WRITTEN TASK -
List each line of the data that holds the string "Date".

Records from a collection

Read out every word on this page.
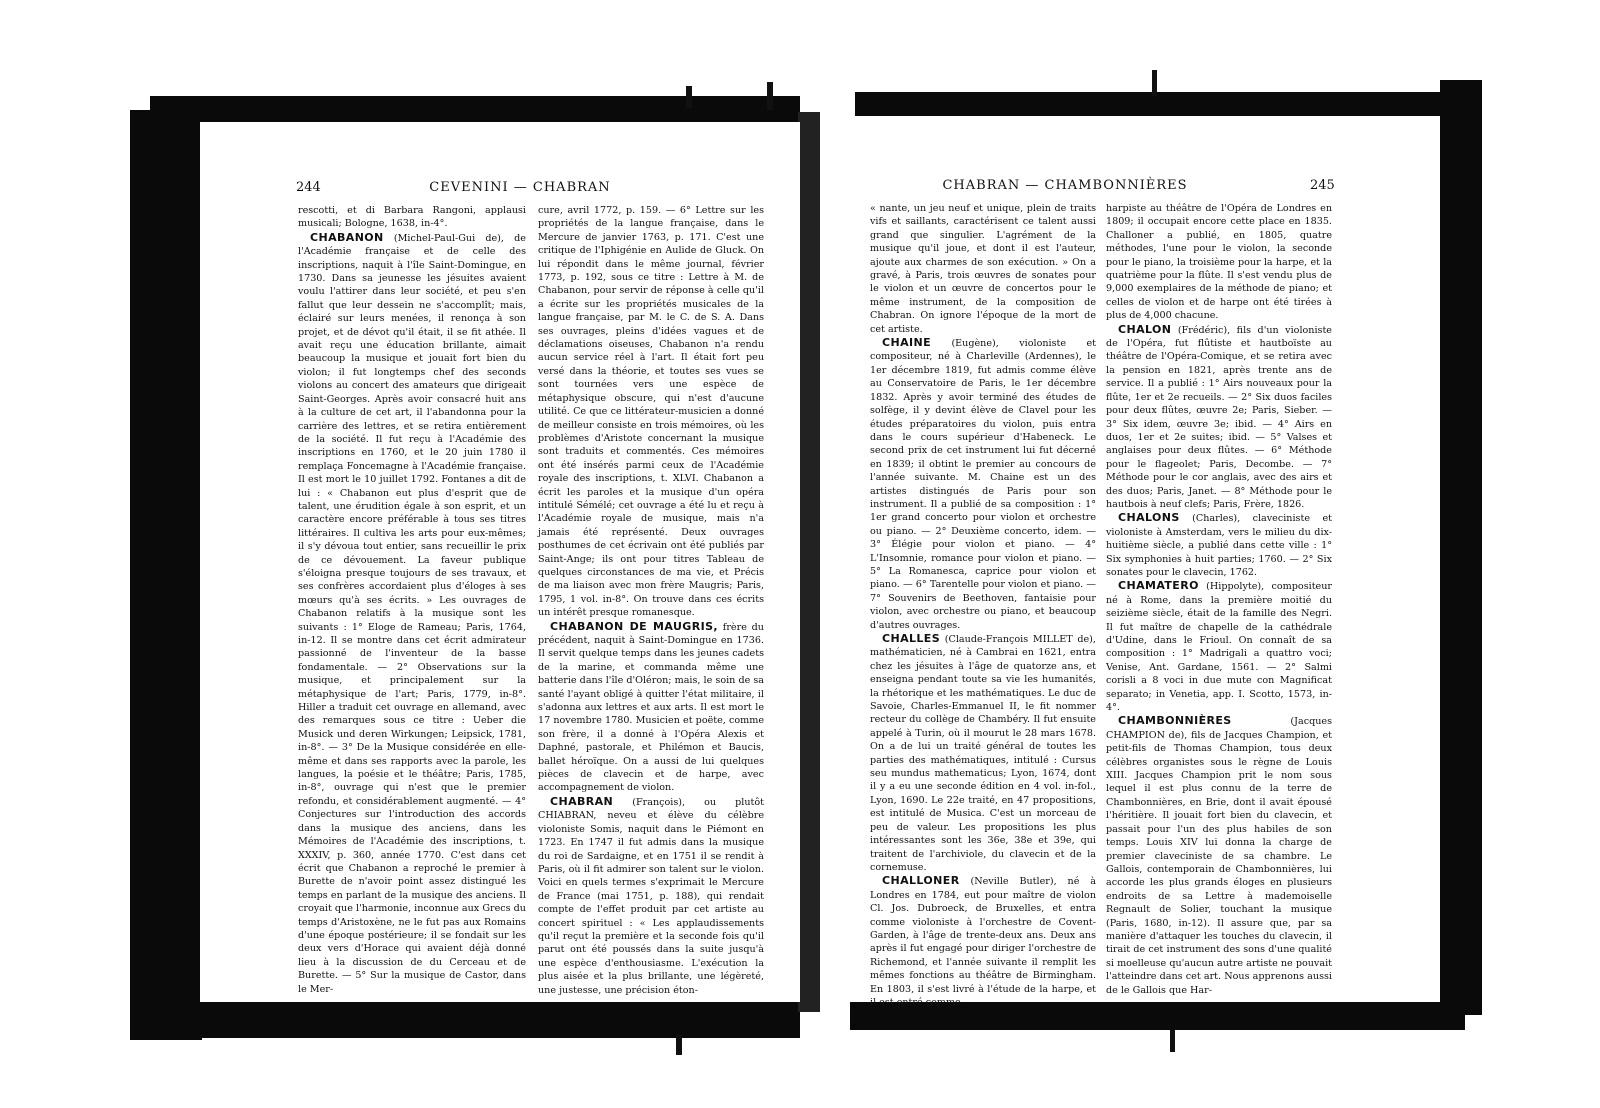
244	CEVENINI — CHABRAN

rescotti, et di Barbara Rangoni, applausi musicali; Bologne, 1638, in-4°.

CHABANON (Michel-Paul-Gui de), de l'Académie française et de celle des inscriptions, naquit à l'île Saint-Domingue, en 1730. Dans sa jeunesse les jésuites avaient voulu l'attirer dans leur société, et peu s'en fallut que leur dessein ne s'accomplît; mais, éclairé sur leurs menées, il renonça à son projet, et de dévot qu'il était, il se fit athée. Il avait reçu une éducation brillante, aimait beaucoup la musique et jouait fort bien du violon; il fut longtemps chef des seconds violons au concert des amateurs que dirigeait Saint-Georges. Après avoir consacré huit ans à la culture de cet art, il l'abandonna pour la carrière des lettres, et se retira entièrement de la société. Il fut reçu à l'Académie des inscriptions en 1760, et le 20 juin 1780 il remplaça Foncemagne à l'Académie française. Il est mort le 10 juillet 1792. Fontanes a dit de lui : « Chabanon eut plus d'esprit que de talent, une érudition égale à son esprit, et un caractère encore préférable à tous ses titres littéraires. Il cultiva les arts pour eux-mêmes; il s'y dévoua tout entier, sans recueillir le prix de ce dévouement. La faveur publique s'éloigna presque toujours de ses travaux, et ses confrères accordaient plus d'éloges à ses mœurs qu'à ses écrits. » Les ouvrages de Chabanon relatifs à la musique sont les suivants : 1° Eloge de Rameau; Paris, 1764, in-12. Il se montre dans cet écrit admirateur passionné de l'inventeur de la basse fondamentale. — 2° Observations sur la musique, et principalement sur la métaphysique de l'art; Paris, 1779, in-8°. Hiller a traduit cet ouvrage en allemand, avec des remarques sous ce titre : Ueber die Musick und deren Wirkungen; Leipsick, 1781, in-8°. — 3° De la Musique considérée en elle-même et dans ses rapports avec la parole, les langues, la poésie et le théâtre; Paris, 1785, in-8°, ouvrage qui n'est que le premier refondu, et considérablement augmenté. — 4° Conjectures sur l'introduction des accords dans la musique des anciens, dans les Mémoires de l'Académie des inscriptions, t. XXXIV, p. 360, année 1770. C'est dans cet écrit que Chabanon a reproché le premier à Burette de n'avoir point assez distingué les temps en parlant de la musique des anciens. Il croyait que l'harmonie, inconnue aux Grecs du temps d'Aristoxène, ne le fut pas aux Romains d'une époque postérieure; il se fondait sur les deux vers d'Horace qui avaient déjà donné lieu à la discussion de du Cerceau et de Burette. — 5° Sur la musique de Castor, dans le Mer-

cure, avril 1772, p. 159. — 6° Lettre sur les propriétés de la langue française, dans le Mercure de janvier 1763, p. 171. C'est une critique de l'Iphigénie en Aulide de Gluck. On lui répondit dans le même journal, février 1773, p. 192, sous ce titre : Lettre à M. de Chabanon, pour servir de réponse à celle qu'il a écrite sur les propriétés musicales de la langue française, par M. le C. de S. A. Dans ses ouvrages, pleins d'idées vagues et de déclamations oiseuses, Chabanon n'a rendu aucun service réel à l'art. Il était fort peu versé dans la théorie, et toutes ses vues se sont tournées vers une espèce de métaphysique obscure, qui n'est d'aucune utilité. Ce que ce littérateur-musicien a donné de meilleur consiste en trois mémoires, où les problèmes d'Aristote concernant la musique sont traduits et commentés. Ces mémoires ont été insérés parmi ceux de l'Académie royale des inscriptions, t. XLVI. Chabanon a écrit les paroles et la musique d'un opéra intitulé Sémélé; cet ouvrage a été lu et reçu à l'Académie royale de musique, mais n'a jamais été représenté. Deux ouvrages posthumes de cet écrivain ont été publiés par Saint-Ange; ils ont pour titres Tableau de quelques circonstances de ma vie, et Précis de ma liaison avec mon frère Maugris; Paris, 1795, 1 vol. in-8°. On trouve dans ces écrits un intérêt presque romanesque.

CHABANON DE MAUGRIS, frère du précédent, naquit à Saint-Domingue en 1736. Il servit quelque temps dans les jeunes cadets de la marine, et commanda même une batterie dans l'île d'Oléron; mais, le soin de sa santé l'ayant obligé à quitter l'état militaire, il s'adonna aux lettres et aux arts. Il est mort le 17 novembre 1780. Musicien et poëte, comme son frère, il a donné à l'Opéra Alexis et Daphné, pastorale, et Philémon et Baucis, ballet héroïque. On a aussi de lui quelques pièces de clavecin et de harpe, avec accompagnement de violon.

CHABRAN (François), ou plutôt CHIABRAN, neveu et élève du célèbre violoniste Somis, naquit dans le Piémont en 1723. En 1747 il fut admis dans la musique du roi de Sardaigne, et en 1751 il se rendit à Paris, où il fit admirer son talent sur le violon. Voici en quels termes s'exprimait le Mercure de France (mai 1751, p. 188), qui rendait compte de l'effet produit par cet artiste au concert spirituel : « Les applaudissements qu'il reçut la première et la seconde fois qu'il parut ont été poussés dans la suite jusqu'à une espèce d'enthousiasme. L'exécution la plus aisée et la plus brillante, une légèreté, une justesse, une précision éton-

CHABRAN — CHAMBONNIÈRES	245

« nante, un jeu neuf et unique, plein de traits vifs et saillants, caractérisent ce talent aussi grand que singulier. L'agrément de la musique qu'il joue, et dont il est l'auteur, ajoute aux charmes de son exécution. » On a gravé, à Paris, trois œuvres de sonates pour le violon et un œuvre de concertos pour le même instrument, de la composition de Chabran. On ignore l'époque de la mort de cet artiste.

CHAINE (Eugène), violoniste et compositeur, né à Charleville (Ardennes), le 1er décembre 1819, fut admis comme élève au Conservatoire de Paris, le 1er décembre 1832. Après y avoir terminé des études de solfège, il y devint élève de Clavel pour les études préparatoires du violon, puis entra dans le cours supérieur d'Habeneck. Le second prix de cet instrument lui fut décerné en 1839; il obtint le premier au concours de l'année suivante. M. Chaine est un des artistes distingués de Paris pour son instrument. Il a publié de sa composition : 1° 1er grand concerto pour violon et orchestre ou piano. — 2° Deuxième concerto, idem. — 3° Élégie pour violon et piano. — 4° L'Insomnie, romance pour violon et piano. — 5° La Romanesca, caprice pour violon et piano. — 6° Tarentelle pour violon et piano. — 7° Souvenirs de Beethoven, fantaisie pour violon, avec orchestre ou piano, et beaucoup d'autres ouvrages.

CHALLES (Claude-François MILLET de), mathématicien, né à Cambrai en 1621, entra chez les jésuites à l'âge de quatorze ans, et enseigna pendant toute sa vie les humanités, la rhétorique et les mathématiques. Le duc de Savoie, Charles-Emmanuel II, le fit nommer recteur du collège de Chambéry. Il fut ensuite appelé à Turin, où il mourut le 28 mars 1678. On a de lui un traité général de toutes les parties des mathématiques, intitulé : Cursus seu mundus mathematicus; Lyon, 1674, dont il y a eu une seconde édition en 4 vol. in-fol., Lyon, 1690. Le 22e traité, en 47 propositions, est intitulé de Musica. C'est un morceau de peu de valeur. Les propositions les plus intéressantes sont les 36e, 38e et 39e, qui traitent de l'archiviole, du clavecin et de la cornemuse.

CHALLONER (Neville Butler), né à Londres en 1784, eut pour maître de violon Cl. Jos. Dubroeck, de Bruxelles, et entra comme violoniste à l'orchestre de Covent-Garden, à l'âge de trente-deux ans. Deux ans après il fut engagé pour diriger l'orchestre de Richemond, et l'année suivante il remplit les mêmes fonctions au théâtre de Birmingham. En 1803, il s'est livré à l'étude de la harpe, et il est entré comme

harpiste au théâtre de l'Opéra de Londres en 1809; il occupait encore cette place en 1835. Challoner a publié, en 1805, quatre méthodes, l'une pour le violon, la seconde pour le piano, la troisième pour la harpe, et la quatrième pour la flûte. Il s'est vendu plus de 9,000 exemplaires de la méthode de piano; et celles de violon et de harpe ont été tirées à plus de 4,000 chacune.

CHALON (Frédéric), fils d'un violoniste de l'Opéra, fut flûtiste et hautboïste au théâtre de l'Opéra-Comique, et se retira avec la pension en 1821, après trente ans de service. Il a publié : 1° Airs nouveaux pour la flûte, 1er et 2e recueils. — 2° Six duos faciles pour deux flûtes, œuvre 2e; Paris, Sieber. — 3° Six idem, œuvre 3e; ibid. — 4° Airs en duos, 1er et 2e suites; ibid. — 5° Valses et anglaises pour deux flûtes. — 6° Méthode pour le flageolet; Paris, Decombe. — 7° Méthode pour le cor anglais, avec des airs et des duos; Paris, Janet. — 8° Méthode pour le hautbois à neuf clefs; Paris, Frère, 1826.

CHALONS (Charles), claveciniste et violoniste à Amsterdam, vers le milieu du dix-huitième siècle, a publié dans cette ville : 1° Six symphonies à huit parties; 1760. — 2° Six sonates pour le clavecin, 1762.

CHAMATERO (Hippolyte), compositeur né à Rome, dans la première moitié du seizième siècle, était de la famille des Negri. Il fut maître de chapelle de la cathédrale d'Udine, dans le Frioul. On connaît de sa composition : 1° Madrigali a quattro voci; Venise, Ant. Gardane, 1561. — 2° Salmi corisli a 8 voci in due mute con Magnificat separato; in Venetia, app. I. Scotto, 1573, in-4°.

CHAMBONNIÈRES	(Jacques CHAMPION de), fils de Jacques Champion, et petit-fils de Thomas Champion, tous deux célèbres organistes sous le règne de Louis XIII. Jacques Champion prit le nom sous lequel il est plus connu de la terre de Chambonnières, en Brie, dont il avait épousé l'héritière. Il jouait fort bien du clavecin, et passait pour l'un des plus habiles de son temps. Louis XIV lui donna la charge de premier claveciniste de sa chambre. Le Gallois, contemporain de Chambonnières, lui accorde les plus grands éloges en plusieurs endroits de sa Lettre à mademoiselle Regnault de Solier, touchant la musique (Paris, 1680, in-12). Il assure que, par sa manière d'attaquer les touches du clavecin, il tirait de cet instrument des sons d'une qualité si moelleuse qu'aucun autre artiste ne pouvait l'atteindre dans cet art. Nous apprenons aussi de le Gallois que Har-
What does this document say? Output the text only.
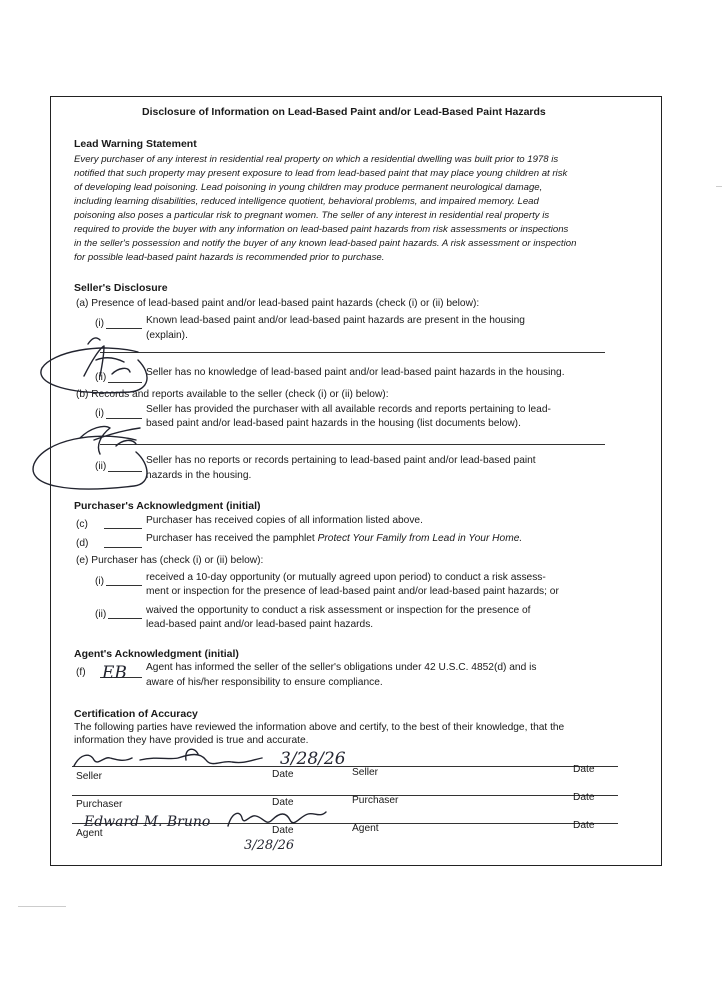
Disclosure of Information on Lead-Based Paint and/or Lead-Based Paint Hazards
Lead Warning Statement
Every purchaser of any interest in residential real property on which a residential dwelling was built prior to 1978 is
notified that such property may present exposure to lead from lead-based paint that may place young children at risk
of developing lead poisoning. Lead poisoning in young children may produce permanent neurological damage,
including learning disabilities, reduced intelligence quotient, behavioral problems, and impaired memory. Lead
poisoning also poses a particular risk to pregnant women. The seller of any interest in residential real property is
required to provide the buyer with any information on lead-based paint hazards from risk assessments or inspections
in the seller's possession and notify the buyer of any known lead-based paint hazards. A risk assessment or inspection
for possible lead-based paint hazards is recommended prior to purchase.
Seller's Disclosure
(a) Presence of lead-based paint and/or lead-based paint hazards (check (i) or (ii) below):
(i)	Known lead-based paint and/or lead-based paint hazards are present in the housing
(explain).
(ii)	Seller has no knowledge of lead-based paint and/or lead-based paint hazards in the housing.
(b) Records and reports available to the seller (check (i) or (ii) below):
(i)	Seller has provided the purchaser with all available records and reports pertaining to lead-
based paint and/or lead-based paint hazards in the housing (list documents below).
(ii)
Seller has no reports or records pertaining to lead-based paint and/or lead-based paint
hazards in the housing.
Purchaser's Acknowledgment (initial)
(c)	Purchaser has received copies of all information listed above.
(d)	Purchaser has received the pamphlet Protect Your Family from Lead in Your Home.
(e) Purchaser has (check (i) or (ii) below):
(i)	received a 10-day opportunity (or mutually agreed upon period) to conduct a risk assess-
ment or inspection for the presence of lead-based paint and/or lead-based paint hazards; or
(ii)	waived the opportunity to conduct a risk assessment or inspection for the presence of
lead-based paint and/or lead-based paint hazards.
Agent's Acknowledgment (initial)
(f)	Agent has informed the seller of the seller's obligations under 42 U.S.C. 4852(d) and is
aware of his/her responsibility to ensure compliance.
Certification of Accuracy
The following parties have reviewed the information above and certify, to the best of their knowledge, that the
information they have provided is true and accurate.
Seller	Date	Seller	Date
Purchaser	Date	Purchaser	Date
Agent	Date	Agent	Date
EB
3/28/26
Edward M. Bruno
3/28/26
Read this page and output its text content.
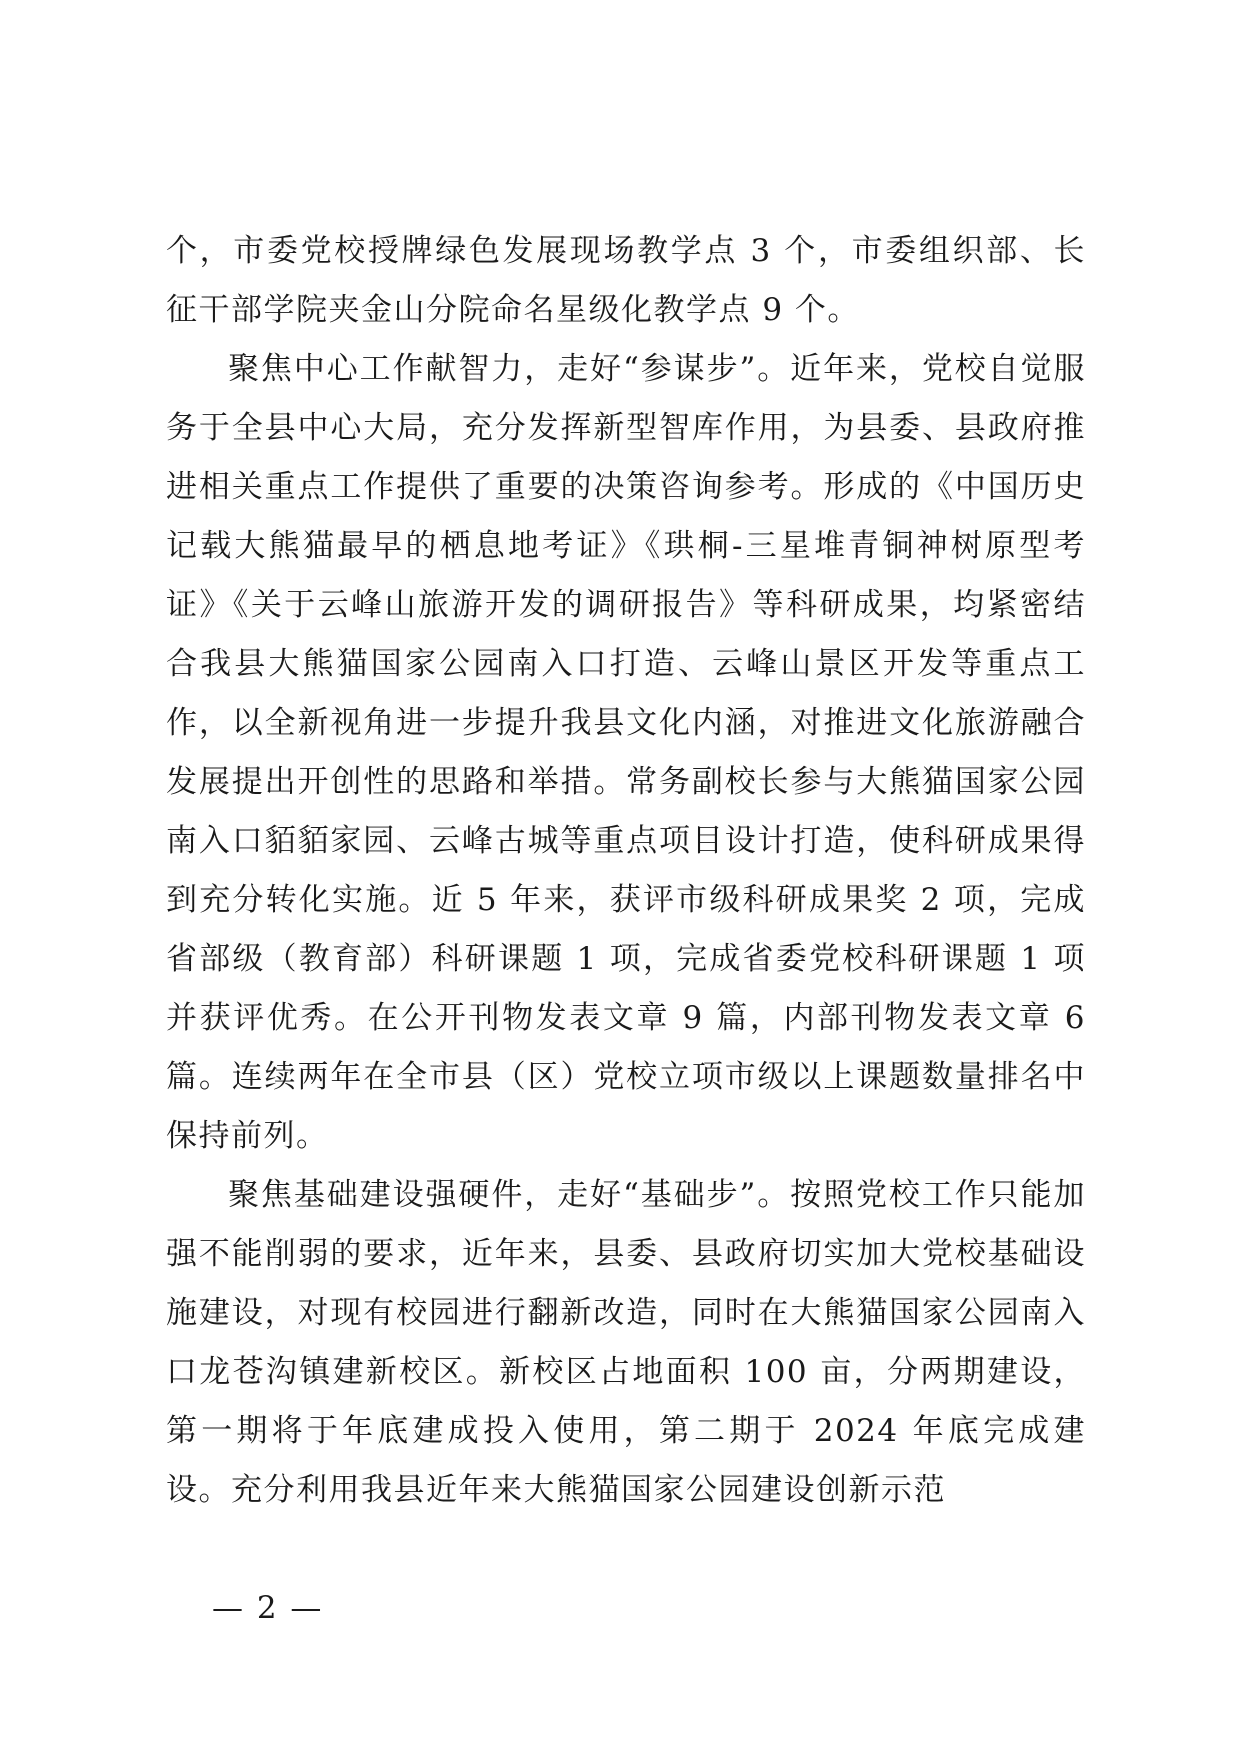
个，市委党校授牌绿色发展现场教学点 3 个，市委组织部、长征干部学院夹金山分院命名星级化教学点 9 个。

聚焦中心工作献智力，走好“参谋步”。近年来，党校自觉服务于全县中心大局，充分发挥新型智库作用，为县委、县政府推进相关重点工作提供了重要的决策咨询参考。形成的《中国历史记载大熊猫最早的栖息地考证》《珙桐-三星堆青铜神树原型考证》《关于云峰山旅游开发的调研报告》等科研成果，均紧密结合我县大熊猫国家公园南入口打造、云峰山景区开发等重点工作，以全新视角进一步提升我县文化内涵，对推进文化旅游融合发展提出开创性的思路和举措。常务副校长参与大熊猫国家公园南入口貊貊家园、云峰古城等重点项目设计打造，使科研成果得到充分转化实施。近 5 年来，获评市级科研成果奖 2 项，完成省部级（教育部）科研课题 1 项，完成省委党校科研课题 1 项并获评优秀。在公开刊物发表文章 9 篇，内部刊物发表文章 6 篇。连续两年在全市县（区）党校立项市级以上课题数量排名中保持前列。

聚焦基础建设强硬件，走好“基础步”。按照党校工作只能加强不能削弱的要求，近年来，县委、县政府切实加大党校基础设施建设，对现有校园进行翻新改造，同时在大熊猫国家公园南入口龙苍沟镇建新校区。新校区占地面积 100 亩，分两期建设，第一期将于年底建成投入使用，第二期于 2024 年底完成建设。充分利用我县近年来大熊猫国家公园建设创新示范

— 2 —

RESULT FOR THIS EXERCISE -
Seller	Date	Seller	Date
Purchaser	Date	Purchaser	Date
Agent	Date	Agent	Date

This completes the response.